__Exercise material__
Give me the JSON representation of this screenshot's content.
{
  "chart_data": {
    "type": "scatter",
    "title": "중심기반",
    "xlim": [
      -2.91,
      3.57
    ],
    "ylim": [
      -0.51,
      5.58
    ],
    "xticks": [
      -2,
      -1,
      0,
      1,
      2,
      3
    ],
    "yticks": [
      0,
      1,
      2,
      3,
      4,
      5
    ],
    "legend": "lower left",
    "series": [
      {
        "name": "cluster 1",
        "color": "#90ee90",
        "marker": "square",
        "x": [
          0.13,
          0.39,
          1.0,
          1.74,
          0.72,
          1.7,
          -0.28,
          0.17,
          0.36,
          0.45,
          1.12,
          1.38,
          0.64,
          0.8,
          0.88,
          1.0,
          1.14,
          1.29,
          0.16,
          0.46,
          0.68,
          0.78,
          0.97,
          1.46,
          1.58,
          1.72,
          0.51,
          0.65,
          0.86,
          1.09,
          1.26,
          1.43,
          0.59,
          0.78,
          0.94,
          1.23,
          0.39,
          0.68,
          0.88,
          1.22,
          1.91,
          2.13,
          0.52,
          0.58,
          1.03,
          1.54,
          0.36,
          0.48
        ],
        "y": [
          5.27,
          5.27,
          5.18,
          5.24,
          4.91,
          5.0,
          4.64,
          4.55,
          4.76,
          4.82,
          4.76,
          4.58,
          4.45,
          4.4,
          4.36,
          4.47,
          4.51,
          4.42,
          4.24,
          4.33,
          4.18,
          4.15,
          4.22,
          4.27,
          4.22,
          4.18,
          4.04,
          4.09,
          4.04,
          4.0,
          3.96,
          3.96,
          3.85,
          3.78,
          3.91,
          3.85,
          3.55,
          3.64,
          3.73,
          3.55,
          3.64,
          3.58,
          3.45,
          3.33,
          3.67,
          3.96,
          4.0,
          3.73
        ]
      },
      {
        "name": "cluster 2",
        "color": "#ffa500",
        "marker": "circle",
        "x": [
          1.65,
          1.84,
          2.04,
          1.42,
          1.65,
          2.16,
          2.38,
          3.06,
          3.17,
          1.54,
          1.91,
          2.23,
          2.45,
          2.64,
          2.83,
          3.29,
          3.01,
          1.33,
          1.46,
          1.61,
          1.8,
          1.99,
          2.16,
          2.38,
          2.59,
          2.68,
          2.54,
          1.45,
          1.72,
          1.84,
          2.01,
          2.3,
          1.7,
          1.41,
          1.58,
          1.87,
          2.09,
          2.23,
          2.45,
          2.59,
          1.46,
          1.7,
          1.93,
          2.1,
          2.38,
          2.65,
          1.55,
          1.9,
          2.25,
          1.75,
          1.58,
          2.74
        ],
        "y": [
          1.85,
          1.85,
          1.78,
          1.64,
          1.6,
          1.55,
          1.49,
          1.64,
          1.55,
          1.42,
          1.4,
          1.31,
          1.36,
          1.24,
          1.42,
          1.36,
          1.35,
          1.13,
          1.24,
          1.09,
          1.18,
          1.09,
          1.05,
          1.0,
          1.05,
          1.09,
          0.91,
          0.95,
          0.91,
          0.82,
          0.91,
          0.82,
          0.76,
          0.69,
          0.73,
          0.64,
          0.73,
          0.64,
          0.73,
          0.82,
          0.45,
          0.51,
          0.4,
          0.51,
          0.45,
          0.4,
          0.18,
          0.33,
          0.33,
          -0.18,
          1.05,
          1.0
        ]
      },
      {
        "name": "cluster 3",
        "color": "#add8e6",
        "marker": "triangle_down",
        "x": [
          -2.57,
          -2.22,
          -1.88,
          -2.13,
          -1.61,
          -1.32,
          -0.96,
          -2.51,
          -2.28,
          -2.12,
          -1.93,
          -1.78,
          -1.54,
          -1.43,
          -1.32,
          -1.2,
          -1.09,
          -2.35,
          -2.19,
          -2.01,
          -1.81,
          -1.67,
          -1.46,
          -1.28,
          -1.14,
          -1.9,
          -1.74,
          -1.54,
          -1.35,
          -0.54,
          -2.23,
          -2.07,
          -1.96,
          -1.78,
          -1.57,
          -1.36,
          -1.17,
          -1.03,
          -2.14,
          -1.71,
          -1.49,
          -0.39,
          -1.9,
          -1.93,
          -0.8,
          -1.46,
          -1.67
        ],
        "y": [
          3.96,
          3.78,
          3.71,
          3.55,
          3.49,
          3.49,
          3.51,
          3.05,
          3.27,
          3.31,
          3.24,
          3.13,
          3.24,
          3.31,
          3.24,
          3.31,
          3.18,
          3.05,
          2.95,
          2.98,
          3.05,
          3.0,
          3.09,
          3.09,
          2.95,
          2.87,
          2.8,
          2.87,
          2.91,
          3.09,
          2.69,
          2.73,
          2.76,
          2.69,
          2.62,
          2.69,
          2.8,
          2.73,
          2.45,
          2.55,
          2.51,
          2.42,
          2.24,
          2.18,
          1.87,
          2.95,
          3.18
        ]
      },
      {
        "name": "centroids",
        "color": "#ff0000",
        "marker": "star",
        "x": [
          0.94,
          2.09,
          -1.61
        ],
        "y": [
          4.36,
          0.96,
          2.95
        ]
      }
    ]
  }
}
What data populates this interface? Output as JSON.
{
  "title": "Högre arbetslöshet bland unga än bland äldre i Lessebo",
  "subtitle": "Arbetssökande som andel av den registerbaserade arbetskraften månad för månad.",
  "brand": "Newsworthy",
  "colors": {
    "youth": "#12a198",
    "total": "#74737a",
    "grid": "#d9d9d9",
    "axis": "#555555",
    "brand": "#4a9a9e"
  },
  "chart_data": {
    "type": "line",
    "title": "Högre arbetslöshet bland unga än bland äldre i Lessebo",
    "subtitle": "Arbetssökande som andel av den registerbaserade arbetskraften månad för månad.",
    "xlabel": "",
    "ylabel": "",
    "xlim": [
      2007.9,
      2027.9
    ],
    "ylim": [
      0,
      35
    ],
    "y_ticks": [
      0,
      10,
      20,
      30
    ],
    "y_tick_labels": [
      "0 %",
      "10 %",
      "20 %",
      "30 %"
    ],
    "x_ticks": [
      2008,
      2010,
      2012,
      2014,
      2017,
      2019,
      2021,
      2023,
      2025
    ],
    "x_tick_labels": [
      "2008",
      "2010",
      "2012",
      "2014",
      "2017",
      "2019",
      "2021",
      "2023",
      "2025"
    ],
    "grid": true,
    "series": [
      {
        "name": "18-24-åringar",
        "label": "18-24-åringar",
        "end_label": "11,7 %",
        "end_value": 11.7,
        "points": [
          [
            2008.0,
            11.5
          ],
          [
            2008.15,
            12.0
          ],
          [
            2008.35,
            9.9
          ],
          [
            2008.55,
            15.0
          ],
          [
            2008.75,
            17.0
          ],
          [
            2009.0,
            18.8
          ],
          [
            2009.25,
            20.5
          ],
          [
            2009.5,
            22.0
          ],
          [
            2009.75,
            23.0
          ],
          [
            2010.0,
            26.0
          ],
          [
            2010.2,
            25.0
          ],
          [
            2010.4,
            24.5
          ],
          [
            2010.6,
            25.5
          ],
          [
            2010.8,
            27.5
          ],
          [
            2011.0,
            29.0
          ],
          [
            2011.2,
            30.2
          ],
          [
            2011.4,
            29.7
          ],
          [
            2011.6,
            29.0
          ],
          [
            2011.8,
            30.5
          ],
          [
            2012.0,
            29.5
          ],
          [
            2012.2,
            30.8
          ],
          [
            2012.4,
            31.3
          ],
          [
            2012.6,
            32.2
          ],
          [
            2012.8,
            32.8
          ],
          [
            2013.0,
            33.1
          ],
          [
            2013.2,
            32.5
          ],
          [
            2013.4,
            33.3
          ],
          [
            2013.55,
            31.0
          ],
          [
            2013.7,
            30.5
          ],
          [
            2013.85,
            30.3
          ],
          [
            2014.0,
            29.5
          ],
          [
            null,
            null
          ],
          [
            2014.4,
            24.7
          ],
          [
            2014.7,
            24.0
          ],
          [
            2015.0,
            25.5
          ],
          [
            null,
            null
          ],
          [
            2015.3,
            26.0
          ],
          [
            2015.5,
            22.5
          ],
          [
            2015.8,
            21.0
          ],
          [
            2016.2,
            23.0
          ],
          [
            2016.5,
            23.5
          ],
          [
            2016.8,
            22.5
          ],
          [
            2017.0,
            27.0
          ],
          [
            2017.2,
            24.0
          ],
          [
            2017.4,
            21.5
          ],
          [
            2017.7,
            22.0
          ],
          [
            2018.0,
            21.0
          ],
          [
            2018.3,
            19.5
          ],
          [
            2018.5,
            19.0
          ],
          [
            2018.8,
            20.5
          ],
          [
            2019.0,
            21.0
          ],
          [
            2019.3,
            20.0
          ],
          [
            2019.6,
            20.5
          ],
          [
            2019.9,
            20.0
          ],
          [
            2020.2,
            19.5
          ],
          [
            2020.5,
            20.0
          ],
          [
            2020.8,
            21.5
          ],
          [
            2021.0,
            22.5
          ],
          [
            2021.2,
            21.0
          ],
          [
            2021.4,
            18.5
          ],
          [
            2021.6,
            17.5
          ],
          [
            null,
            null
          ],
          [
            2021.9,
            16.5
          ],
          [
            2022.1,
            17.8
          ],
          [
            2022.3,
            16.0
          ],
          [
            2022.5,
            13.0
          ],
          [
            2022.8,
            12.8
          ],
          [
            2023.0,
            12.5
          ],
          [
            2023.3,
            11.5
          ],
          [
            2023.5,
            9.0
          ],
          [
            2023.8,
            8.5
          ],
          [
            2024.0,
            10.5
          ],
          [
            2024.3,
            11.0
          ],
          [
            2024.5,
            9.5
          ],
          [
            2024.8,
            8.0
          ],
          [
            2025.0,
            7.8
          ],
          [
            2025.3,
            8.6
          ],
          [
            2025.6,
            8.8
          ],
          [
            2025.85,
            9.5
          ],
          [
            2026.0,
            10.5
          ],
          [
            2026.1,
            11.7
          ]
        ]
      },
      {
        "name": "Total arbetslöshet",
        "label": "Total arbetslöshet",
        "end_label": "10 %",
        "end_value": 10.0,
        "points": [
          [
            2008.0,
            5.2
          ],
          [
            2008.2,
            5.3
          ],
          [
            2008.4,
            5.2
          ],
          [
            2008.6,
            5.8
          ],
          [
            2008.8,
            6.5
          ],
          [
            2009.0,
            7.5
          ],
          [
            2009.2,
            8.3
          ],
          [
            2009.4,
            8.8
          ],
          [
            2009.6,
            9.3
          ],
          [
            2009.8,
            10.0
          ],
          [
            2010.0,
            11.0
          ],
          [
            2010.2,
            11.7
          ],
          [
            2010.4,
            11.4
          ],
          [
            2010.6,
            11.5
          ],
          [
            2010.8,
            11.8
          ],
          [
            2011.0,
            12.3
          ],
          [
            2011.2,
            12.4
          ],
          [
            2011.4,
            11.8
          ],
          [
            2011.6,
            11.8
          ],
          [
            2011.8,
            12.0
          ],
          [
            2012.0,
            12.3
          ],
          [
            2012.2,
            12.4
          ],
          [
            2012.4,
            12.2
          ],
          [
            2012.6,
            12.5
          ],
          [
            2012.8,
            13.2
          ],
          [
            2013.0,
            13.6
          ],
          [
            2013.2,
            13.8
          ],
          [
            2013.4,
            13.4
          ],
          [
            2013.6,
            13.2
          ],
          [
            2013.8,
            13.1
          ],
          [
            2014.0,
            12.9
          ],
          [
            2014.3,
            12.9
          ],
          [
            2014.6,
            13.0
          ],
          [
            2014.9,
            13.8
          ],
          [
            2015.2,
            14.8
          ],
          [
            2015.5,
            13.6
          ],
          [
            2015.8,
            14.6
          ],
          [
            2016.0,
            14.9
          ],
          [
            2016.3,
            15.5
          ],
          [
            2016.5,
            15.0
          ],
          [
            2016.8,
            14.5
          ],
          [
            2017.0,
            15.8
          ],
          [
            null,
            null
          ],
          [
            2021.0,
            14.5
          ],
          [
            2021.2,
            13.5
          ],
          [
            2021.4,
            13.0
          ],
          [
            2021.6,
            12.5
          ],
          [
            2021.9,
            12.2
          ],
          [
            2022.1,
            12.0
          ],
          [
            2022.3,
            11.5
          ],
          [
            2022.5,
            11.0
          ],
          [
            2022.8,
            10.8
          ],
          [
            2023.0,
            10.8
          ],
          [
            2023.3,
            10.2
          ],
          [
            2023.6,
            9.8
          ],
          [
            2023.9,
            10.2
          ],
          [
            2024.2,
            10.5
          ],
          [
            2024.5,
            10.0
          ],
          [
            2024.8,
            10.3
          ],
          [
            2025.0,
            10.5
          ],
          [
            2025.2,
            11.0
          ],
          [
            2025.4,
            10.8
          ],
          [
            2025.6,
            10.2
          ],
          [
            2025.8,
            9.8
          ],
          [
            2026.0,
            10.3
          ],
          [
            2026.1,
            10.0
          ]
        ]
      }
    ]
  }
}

__Given task__
Find and copy every line in the entries above where the string "this" occurs.

__Expected output__
Give me the JSON representation of this screenshot's content.
What data populates this interface? Output as JSON.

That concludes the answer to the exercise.